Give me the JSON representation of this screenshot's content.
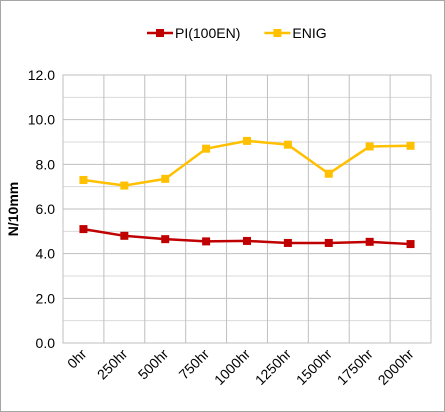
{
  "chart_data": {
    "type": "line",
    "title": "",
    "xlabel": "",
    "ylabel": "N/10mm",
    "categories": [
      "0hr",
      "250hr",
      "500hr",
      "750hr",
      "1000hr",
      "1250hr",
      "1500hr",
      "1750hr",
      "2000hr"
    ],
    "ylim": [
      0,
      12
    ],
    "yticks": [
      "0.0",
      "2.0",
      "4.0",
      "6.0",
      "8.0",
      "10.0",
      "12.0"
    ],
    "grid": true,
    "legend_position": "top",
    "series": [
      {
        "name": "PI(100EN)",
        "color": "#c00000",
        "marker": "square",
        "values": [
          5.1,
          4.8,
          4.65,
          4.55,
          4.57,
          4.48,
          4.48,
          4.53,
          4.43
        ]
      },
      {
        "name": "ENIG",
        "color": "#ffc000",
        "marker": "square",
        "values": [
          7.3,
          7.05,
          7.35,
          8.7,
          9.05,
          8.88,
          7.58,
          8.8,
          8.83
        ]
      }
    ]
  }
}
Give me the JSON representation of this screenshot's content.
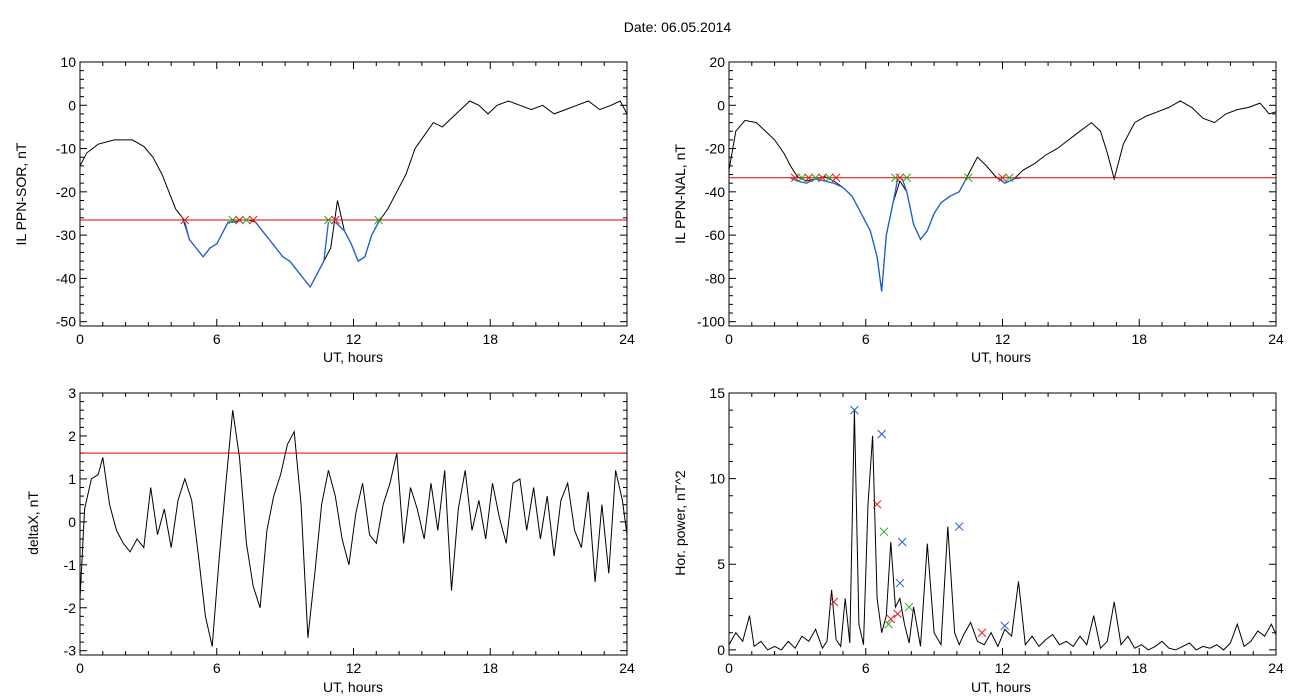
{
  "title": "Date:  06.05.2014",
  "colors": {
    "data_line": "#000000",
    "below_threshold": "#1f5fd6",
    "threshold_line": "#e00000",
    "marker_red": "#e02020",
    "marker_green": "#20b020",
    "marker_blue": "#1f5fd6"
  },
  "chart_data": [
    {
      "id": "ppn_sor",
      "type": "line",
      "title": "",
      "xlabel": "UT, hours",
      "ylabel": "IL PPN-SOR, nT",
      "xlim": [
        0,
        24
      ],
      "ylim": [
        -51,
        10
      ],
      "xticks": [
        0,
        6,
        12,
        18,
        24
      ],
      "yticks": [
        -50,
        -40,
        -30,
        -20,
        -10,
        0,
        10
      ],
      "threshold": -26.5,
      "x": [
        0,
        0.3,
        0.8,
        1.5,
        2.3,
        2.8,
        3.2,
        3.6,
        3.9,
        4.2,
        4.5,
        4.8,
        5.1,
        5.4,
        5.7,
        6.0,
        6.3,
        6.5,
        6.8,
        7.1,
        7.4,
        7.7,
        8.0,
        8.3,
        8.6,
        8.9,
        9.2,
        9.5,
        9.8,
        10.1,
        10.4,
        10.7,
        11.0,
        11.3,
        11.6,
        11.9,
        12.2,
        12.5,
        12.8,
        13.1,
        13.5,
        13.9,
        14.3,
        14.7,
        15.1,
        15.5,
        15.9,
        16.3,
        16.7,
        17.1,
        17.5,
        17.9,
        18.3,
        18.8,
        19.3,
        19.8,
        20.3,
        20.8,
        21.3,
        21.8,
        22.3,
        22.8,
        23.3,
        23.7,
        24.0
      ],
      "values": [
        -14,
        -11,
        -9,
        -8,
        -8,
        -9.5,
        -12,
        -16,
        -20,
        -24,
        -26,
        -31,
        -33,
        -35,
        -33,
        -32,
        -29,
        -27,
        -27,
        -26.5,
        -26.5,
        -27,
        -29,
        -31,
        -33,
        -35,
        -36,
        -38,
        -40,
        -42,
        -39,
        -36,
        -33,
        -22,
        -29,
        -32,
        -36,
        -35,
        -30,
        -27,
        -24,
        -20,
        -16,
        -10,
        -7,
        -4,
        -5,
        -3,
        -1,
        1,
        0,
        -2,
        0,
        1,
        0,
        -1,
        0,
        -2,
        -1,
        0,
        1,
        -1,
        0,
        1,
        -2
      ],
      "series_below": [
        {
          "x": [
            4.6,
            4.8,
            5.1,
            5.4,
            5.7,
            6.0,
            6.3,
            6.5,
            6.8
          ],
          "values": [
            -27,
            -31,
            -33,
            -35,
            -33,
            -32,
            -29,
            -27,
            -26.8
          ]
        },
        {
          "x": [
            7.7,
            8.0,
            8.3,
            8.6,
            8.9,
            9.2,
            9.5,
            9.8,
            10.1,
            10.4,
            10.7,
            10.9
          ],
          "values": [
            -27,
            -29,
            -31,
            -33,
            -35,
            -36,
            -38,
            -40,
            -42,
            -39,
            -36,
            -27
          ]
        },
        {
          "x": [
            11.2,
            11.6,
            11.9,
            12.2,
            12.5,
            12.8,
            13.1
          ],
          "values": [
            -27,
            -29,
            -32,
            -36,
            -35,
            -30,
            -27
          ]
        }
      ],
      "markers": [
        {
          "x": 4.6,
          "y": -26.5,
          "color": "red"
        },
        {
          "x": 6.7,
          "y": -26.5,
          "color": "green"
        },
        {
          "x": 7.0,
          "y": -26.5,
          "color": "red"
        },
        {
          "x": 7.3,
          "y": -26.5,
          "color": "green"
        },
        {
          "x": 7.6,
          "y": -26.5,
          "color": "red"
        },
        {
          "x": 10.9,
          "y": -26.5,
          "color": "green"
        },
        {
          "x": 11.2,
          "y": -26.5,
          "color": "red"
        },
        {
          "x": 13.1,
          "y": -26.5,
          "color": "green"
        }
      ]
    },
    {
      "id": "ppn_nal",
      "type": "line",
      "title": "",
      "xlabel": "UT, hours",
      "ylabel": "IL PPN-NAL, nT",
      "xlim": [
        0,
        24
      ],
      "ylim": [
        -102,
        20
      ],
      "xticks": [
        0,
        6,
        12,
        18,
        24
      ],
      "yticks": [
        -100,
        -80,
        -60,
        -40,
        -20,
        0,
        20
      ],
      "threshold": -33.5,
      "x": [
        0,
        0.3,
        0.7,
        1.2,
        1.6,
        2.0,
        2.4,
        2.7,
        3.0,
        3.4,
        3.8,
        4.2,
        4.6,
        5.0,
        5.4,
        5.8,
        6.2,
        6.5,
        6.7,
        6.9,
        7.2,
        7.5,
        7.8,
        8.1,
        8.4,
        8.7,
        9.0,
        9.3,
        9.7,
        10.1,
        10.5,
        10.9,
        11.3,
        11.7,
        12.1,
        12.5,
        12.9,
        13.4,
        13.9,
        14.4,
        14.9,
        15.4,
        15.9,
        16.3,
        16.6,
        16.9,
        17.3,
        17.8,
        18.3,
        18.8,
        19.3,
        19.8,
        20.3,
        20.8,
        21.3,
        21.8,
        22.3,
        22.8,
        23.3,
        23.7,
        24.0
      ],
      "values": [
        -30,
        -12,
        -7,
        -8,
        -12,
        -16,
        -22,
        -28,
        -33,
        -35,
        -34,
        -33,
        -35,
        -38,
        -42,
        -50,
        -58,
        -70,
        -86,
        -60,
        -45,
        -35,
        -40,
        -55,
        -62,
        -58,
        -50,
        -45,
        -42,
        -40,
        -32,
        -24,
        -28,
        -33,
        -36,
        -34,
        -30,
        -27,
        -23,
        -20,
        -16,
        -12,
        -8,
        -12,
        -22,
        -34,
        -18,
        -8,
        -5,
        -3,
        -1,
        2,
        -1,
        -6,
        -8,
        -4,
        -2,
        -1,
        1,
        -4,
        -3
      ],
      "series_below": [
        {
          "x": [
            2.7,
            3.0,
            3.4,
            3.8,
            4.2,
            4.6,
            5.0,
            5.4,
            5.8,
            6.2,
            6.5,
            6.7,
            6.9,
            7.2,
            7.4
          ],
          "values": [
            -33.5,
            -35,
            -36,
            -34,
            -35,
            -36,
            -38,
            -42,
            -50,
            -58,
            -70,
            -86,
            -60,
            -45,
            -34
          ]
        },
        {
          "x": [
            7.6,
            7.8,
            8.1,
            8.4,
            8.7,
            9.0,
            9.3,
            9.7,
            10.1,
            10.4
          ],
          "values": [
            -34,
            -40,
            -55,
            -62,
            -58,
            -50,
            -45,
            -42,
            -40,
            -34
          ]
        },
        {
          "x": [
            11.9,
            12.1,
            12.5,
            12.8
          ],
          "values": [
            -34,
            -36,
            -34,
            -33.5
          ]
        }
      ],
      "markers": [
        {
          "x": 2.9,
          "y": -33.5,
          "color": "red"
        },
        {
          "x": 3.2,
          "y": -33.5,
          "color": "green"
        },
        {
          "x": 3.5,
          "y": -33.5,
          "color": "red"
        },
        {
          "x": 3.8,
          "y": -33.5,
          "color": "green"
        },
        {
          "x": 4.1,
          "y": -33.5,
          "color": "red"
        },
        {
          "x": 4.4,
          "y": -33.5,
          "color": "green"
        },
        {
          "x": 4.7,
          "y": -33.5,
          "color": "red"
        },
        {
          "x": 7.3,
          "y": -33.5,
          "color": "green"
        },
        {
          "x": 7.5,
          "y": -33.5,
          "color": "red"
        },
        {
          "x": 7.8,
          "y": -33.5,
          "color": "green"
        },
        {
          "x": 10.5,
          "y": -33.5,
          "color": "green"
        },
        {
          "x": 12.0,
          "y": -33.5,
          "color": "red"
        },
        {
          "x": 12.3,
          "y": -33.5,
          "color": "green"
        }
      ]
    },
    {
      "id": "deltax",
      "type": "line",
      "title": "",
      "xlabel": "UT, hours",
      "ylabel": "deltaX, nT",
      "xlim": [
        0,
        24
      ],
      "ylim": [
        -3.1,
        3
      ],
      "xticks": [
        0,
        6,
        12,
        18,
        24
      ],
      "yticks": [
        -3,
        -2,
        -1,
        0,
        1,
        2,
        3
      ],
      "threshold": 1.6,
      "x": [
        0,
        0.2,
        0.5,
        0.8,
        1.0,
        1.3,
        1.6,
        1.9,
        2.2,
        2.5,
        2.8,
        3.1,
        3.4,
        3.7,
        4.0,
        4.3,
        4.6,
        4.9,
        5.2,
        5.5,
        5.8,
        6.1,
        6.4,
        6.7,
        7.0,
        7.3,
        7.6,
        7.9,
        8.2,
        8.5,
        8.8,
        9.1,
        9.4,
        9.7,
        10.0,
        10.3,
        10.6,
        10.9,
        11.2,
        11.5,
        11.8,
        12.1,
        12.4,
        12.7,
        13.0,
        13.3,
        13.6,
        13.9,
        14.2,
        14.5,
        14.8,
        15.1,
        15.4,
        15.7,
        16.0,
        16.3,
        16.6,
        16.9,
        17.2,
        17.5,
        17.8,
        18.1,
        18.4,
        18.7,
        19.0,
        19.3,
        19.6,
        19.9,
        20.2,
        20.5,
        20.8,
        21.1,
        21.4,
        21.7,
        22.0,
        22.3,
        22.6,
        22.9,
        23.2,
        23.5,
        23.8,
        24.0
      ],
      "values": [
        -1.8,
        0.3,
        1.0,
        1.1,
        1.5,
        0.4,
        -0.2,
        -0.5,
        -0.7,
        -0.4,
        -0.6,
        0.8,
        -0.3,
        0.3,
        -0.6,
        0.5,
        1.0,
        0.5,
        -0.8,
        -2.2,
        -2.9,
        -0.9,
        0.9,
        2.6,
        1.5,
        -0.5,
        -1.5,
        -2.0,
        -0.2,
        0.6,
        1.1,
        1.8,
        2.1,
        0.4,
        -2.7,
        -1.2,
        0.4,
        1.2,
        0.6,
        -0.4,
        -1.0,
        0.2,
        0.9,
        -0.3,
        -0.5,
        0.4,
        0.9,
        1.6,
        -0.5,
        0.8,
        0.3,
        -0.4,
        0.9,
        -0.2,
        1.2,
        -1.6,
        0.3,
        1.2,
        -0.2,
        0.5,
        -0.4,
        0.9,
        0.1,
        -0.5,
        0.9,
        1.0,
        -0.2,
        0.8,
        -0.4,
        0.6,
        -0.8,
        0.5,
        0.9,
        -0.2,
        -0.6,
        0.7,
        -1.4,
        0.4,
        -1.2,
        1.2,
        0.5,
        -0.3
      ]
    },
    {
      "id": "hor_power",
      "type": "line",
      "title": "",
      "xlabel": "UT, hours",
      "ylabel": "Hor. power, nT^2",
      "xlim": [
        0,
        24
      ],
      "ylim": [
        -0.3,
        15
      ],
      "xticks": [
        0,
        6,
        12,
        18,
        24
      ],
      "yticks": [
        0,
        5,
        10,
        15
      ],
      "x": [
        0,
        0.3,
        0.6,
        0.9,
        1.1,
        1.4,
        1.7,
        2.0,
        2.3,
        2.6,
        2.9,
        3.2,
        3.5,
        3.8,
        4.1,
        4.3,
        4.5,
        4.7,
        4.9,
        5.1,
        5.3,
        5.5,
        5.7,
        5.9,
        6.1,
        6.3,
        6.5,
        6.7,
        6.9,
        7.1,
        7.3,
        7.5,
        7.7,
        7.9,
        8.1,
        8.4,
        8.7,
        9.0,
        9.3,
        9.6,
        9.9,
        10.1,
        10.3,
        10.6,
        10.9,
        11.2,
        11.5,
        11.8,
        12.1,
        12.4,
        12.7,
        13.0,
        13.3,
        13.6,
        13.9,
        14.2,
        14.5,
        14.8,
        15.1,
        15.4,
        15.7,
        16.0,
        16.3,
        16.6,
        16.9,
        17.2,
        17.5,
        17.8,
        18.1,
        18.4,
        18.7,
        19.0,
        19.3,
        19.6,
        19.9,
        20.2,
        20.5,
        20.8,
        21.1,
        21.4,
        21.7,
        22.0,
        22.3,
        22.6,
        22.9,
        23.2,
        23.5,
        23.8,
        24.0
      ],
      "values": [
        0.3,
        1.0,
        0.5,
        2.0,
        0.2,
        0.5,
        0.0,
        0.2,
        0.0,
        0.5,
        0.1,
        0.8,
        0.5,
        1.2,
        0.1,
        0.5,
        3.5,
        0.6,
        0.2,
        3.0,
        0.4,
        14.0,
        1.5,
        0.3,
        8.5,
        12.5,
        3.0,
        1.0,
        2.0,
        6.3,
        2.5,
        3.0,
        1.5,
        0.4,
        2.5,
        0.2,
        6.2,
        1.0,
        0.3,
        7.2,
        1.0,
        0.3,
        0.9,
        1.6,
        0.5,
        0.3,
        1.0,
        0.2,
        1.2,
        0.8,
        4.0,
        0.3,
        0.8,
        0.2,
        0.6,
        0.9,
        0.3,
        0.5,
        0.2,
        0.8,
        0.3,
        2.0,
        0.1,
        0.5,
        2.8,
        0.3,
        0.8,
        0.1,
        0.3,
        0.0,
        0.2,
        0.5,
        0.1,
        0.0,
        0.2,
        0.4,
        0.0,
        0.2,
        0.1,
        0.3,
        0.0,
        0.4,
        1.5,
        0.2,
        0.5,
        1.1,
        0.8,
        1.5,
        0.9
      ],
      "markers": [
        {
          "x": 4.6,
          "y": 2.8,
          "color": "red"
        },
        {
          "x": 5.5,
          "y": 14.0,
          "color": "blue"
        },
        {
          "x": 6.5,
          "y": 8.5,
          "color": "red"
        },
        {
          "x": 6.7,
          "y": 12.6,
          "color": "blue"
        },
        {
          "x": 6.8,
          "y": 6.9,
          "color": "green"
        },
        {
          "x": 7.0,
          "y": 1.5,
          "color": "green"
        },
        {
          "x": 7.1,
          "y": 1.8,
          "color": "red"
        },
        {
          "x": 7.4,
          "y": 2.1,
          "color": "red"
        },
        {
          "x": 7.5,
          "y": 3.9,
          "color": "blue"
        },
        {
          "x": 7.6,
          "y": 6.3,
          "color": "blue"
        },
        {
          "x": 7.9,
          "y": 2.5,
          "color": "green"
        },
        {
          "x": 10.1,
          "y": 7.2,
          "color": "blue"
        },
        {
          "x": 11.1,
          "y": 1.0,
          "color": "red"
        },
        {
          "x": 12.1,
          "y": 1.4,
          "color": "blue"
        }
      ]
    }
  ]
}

● ● ● ● ●

__WHAT YOU ARE ASKED TO DO__
Collect every line with the string "ylabel" from the records, and copy each.

__RESULT FOR THIS TASK__
    "ylabel": "N/10mm",
      "ylabel": "IL PPN-SOR, nT",
      "ylabel": "IL PPN-NAL, nT",
      "ylabel": "deltaX, nT",
      "ylabel": "Hor. power, nT^2",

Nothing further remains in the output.